• _What you need to do_
Write out the data below in full. Keep it exact.

• _Records from a collection of figures_
☆ ☆ ☆ ☆ ☆

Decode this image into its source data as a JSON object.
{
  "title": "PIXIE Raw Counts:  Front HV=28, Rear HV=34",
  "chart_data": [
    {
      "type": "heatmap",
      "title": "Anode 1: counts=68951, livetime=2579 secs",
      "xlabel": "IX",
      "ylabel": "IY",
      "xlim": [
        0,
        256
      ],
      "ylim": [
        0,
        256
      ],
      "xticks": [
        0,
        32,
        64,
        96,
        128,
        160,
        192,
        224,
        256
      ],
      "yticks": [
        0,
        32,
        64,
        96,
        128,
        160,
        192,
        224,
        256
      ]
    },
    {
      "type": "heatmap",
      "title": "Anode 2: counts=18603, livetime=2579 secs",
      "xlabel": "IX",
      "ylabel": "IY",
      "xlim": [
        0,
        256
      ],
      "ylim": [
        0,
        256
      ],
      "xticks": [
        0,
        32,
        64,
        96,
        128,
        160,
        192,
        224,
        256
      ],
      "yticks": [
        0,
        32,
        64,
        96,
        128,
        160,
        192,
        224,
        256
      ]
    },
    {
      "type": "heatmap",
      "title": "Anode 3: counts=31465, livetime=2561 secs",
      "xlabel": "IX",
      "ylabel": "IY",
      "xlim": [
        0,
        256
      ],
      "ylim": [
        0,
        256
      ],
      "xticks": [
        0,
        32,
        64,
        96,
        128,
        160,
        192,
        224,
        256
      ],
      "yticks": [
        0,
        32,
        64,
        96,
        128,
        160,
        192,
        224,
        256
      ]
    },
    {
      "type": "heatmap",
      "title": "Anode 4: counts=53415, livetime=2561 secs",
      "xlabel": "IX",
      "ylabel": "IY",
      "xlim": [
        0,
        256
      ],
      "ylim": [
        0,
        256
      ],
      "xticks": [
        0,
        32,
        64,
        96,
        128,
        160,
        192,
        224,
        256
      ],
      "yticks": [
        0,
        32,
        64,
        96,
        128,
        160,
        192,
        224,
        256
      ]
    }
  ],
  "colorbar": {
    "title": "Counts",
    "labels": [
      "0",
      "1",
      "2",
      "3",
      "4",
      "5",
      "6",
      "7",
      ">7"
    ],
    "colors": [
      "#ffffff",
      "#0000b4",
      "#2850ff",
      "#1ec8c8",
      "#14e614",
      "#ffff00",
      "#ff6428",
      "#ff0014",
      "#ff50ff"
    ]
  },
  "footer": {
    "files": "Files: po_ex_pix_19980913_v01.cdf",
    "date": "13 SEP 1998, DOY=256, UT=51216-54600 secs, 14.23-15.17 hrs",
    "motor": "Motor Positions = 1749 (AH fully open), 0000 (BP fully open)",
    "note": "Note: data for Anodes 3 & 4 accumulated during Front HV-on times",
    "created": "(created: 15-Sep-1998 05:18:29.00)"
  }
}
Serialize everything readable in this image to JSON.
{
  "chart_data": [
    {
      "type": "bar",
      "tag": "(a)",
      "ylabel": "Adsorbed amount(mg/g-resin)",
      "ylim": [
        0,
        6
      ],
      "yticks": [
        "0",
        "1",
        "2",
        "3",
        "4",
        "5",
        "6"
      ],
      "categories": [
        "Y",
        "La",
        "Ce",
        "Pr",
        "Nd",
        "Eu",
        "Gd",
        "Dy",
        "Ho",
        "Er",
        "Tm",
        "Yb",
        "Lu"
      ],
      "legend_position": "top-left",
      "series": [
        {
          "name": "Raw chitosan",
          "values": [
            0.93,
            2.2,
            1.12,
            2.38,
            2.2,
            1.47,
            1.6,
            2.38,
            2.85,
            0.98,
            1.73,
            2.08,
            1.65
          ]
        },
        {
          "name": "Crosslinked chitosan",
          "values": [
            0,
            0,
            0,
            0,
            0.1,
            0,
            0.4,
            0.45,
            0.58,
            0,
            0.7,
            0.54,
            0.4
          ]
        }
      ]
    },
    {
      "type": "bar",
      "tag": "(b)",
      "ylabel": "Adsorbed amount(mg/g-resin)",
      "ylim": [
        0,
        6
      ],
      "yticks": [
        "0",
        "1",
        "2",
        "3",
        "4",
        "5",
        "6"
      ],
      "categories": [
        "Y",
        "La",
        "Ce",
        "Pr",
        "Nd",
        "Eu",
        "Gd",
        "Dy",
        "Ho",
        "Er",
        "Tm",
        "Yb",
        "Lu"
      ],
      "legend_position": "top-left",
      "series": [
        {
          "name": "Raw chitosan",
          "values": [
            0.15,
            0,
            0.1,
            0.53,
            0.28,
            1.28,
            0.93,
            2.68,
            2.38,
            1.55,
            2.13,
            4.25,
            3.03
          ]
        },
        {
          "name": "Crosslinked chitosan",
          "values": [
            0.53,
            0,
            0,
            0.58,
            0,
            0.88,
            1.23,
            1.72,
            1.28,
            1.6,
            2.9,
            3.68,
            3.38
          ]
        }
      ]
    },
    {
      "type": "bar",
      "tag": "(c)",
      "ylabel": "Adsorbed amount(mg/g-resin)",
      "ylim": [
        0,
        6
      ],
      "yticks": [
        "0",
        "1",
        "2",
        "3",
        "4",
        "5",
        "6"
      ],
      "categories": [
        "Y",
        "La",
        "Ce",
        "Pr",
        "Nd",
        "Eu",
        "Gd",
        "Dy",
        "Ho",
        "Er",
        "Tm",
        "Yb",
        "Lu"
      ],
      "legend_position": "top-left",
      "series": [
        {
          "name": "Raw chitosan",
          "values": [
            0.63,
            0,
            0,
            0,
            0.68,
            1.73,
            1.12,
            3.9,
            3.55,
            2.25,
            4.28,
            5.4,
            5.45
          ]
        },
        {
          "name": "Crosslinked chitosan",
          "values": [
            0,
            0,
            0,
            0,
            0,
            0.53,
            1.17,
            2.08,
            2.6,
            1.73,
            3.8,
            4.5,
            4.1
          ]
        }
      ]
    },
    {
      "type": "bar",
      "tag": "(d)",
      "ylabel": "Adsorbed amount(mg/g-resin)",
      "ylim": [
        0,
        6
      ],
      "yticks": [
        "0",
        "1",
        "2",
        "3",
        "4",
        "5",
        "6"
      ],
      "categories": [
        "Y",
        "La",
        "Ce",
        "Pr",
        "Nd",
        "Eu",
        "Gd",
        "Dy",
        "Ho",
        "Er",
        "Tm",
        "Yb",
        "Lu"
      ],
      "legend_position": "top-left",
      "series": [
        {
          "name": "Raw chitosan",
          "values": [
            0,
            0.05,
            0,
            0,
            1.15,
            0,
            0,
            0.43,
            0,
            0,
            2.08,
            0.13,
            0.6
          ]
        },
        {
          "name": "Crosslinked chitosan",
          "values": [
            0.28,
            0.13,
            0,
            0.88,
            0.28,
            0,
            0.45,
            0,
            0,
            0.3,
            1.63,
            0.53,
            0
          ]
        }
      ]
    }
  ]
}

☆ ☆ ☆ ☆ ☆

• _Task solution_
Decode this image into its source data as a JSON object.
{
  "title": "PIXIE Raw Counts:  Front HV=28, Rear HV=34",
  "chart_data": [
    {
      "type": "heatmap",
      "title": "Anode 1: counts=68951, livetime=2579 secs",
      "xlabel": "IX",
      "ylabel": "IY",
      "xlim": [
        0,
        256
      ],
      "ylim": [
        0,
        256
      ],
      "xticks": [
        0,
        32,
        64,
        96,
        128,
        160,
        192,
        224,
        256
      ],
      "yticks": [
        0,
        32,
        64,
        96,
        128,
        160,
        192,
        224,
        256
      ]
    },
    {
      "type": "heatmap",
      "title": "Anode 2: counts=18603, livetime=2579 secs",
      "xlabel": "IX",
      "ylabel": "IY",
      "xlim": [
        0,
        256
      ],
      "ylim": [
        0,
        256
      ],
      "xticks": [
        0,
        32,
        64,
        96,
        128,
        160,
        192,
        224,
        256
      ],
      "yticks": [
        0,
        32,
        64,
        96,
        128,
        160,
        192,
        224,
        256
      ]
    },
    {
      "type": "heatmap",
      "title": "Anode 3: counts=31465, livetime=2561 secs",
      "xlabel": "IX",
      "ylabel": "IY",
      "xlim": [
        0,
        256
      ],
      "ylim": [
        0,
        256
      ],
      "xticks": [
        0,
        32,
        64,
        96,
        128,
        160,
        192,
        224,
        256
      ],
      "yticks": [
        0,
        32,
        64,
        96,
        128,
        160,
        192,
        224,
        256
      ]
    },
    {
      "type": "heatmap",
      "title": "Anode 4: counts=53415, livetime=2561 secs",
      "xlabel": "IX",
      "ylabel": "IY",
      "xlim": [
        0,
        256
      ],
      "ylim": [
        0,
        256
      ],
      "xticks": [
        0,
        32,
        64,
        96,
        128,
        160,
        192,
        224,
        256
      ],
      "yticks": [
        0,
        32,
        64,
        96,
        128,
        160,
        192,
        224,
        256
      ]
    }
  ],
  "colorbar": {
    "title": "Counts",
    "labels": [
      "0",
      "1",
      "2",
      "3",
      "4",
      "5",
      "6",
      "7",
      ">7"
    ],
    "colors": [
      "#ffffff",
      "#0000b4",
      "#2850ff",
      "#1ec8c8",
      "#14e614",
      "#ffff00",
      "#ff6428",
      "#ff0014",
      "#ff50ff"
    ]
  },
  "footer": {
    "files": "Files: po_ex_pix_19980913_v01.cdf",
    "date": "13 SEP 1998, DOY=256, UT=51216-54600 secs, 14.23-15.17 hrs",
    "motor": "Motor Positions = 1749 (AH fully open), 0000 (BP fully open)",
    "note": "Note: data for Anodes 3 & 4 accumulated during Front HV-on times",
    "created": "(created: 15-Sep-1998 05:18:29.00)"
  }
}
Serialize everything readable in this image to JSON.
{
  "chart_data": [
    {
      "type": "bar",
      "tag": "(a)",
      "ylabel": "Adsorbed amount(mg/g-resin)",
      "ylim": [
        0,
        6
      ],
      "yticks": [
        "0",
        "1",
        "2",
        "3",
        "4",
        "5",
        "6"
      ],
      "categories": [
        "Y",
        "La",
        "Ce",
        "Pr",
        "Nd",
        "Eu",
        "Gd",
        "Dy",
        "Ho",
        "Er",
        "Tm",
        "Yb",
        "Lu"
      ],
      "legend_position": "top-left",
      "series": [
        {
          "name": "Raw chitosan",
          "values": [
            0.93,
            2.2,
            1.12,
            2.38,
            2.2,
            1.47,
            1.6,
            2.38,
            2.85,
            0.98,
            1.73,
            2.08,
            1.65
          ]
        },
        {
          "name": "Crosslinked chitosan",
          "values": [
            0,
            0,
            0,
            0,
            0.1,
            0,
            0.4,
            0.45,
            0.58,
            0,
            0.7,
            0.54,
            0.4
          ]
        }
      ]
    },
    {
      "type": "bar",
      "tag": "(b)",
      "ylabel": "Adsorbed amount(mg/g-resin)",
      "ylim": [
        0,
        6
      ],
      "yticks": [
        "0",
        "1",
        "2",
        "3",
        "4",
        "5",
        "6"
      ],
      "categories": [
        "Y",
        "La",
        "Ce",
        "Pr",
        "Nd",
        "Eu",
        "Gd",
        "Dy",
        "Ho",
        "Er",
        "Tm",
        "Yb",
        "Lu"
      ],
      "legend_position": "top-left",
      "series": [
        {
          "name": "Raw chitosan",
          "values": [
            0.15,
            0,
            0.1,
            0.53,
            0.28,
            1.28,
            0.93,
            2.68,
            2.38,
            1.55,
            2.13,
            4.25,
            3.03
          ]
        },
        {
          "name": "Crosslinked chitosan",
          "values": [
            0.53,
            0,
            0,
            0.58,
            0,
            0.88,
            1.23,
            1.72,
            1.28,
            1.6,
            2.9,
            3.68,
            3.38
          ]
        }
      ]
    },
    {
      "type": "bar",
      "tag": "(c)",
      "ylabel": "Adsorbed amount(mg/g-resin)",
      "ylim": [
        0,
        6
      ],
      "yticks": [
        "0",
        "1",
        "2",
        "3",
        "4",
        "5",
        "6"
      ],
      "categories": [
        "Y",
        "La",
        "Ce",
        "Pr",
        "Nd",
        "Eu",
        "Gd",
        "Dy",
        "Ho",
        "Er",
        "Tm",
        "Yb",
        "Lu"
      ],
      "legend_position": "top-left",
      "series": [
        {
          "name": "Raw chitosan",
          "values": [
            0.63,
            0,
            0,
            0,
            0.68,
            1.73,
            1.12,
            3.9,
            3.55,
            2.25,
            4.28,
            5.4,
            5.45
          ]
        },
        {
          "name": "Crosslinked chitosan",
          "values": [
            0,
            0,
            0,
            0,
            0,
            0.53,
            1.17,
            2.08,
            2.6,
            1.73,
            3.8,
            4.5,
            4.1
          ]
        }
      ]
    },
    {
      "type": "bar",
      "tag": "(d)",
      "ylabel": "Adsorbed amount(mg/g-resin)",
      "ylim": [
        0,
        6
      ],
      "yticks": [
        "0",
        "1",
        "2",
        "3",
        "4",
        "5",
        "6"
      ],
      "categories": [
        "Y",
        "La",
        "Ce",
        "Pr",
        "Nd",
        "Eu",
        "Gd",
        "Dy",
        "Ho",
        "Er",
        "Tm",
        "Yb",
        "Lu"
      ],
      "legend_position": "top-left",
      "series": [
        {
          "name": "Raw chitosan",
          "values": [
            0,
            0.05,
            0,
            0,
            1.15,
            0,
            0,
            0.43,
            0,
            0,
            2.08,
            0.13,
            0.6
          ]
        },
        {
          "name": "Crosslinked chitosan",
          "values": [
            0.28,
            0.13,
            0,
            0.88,
            0.28,
            0,
            0.45,
            0,
            0,
            0.3,
            1.63,
            0.53,
            0
          ]
        }
      ]
    }
  ]
}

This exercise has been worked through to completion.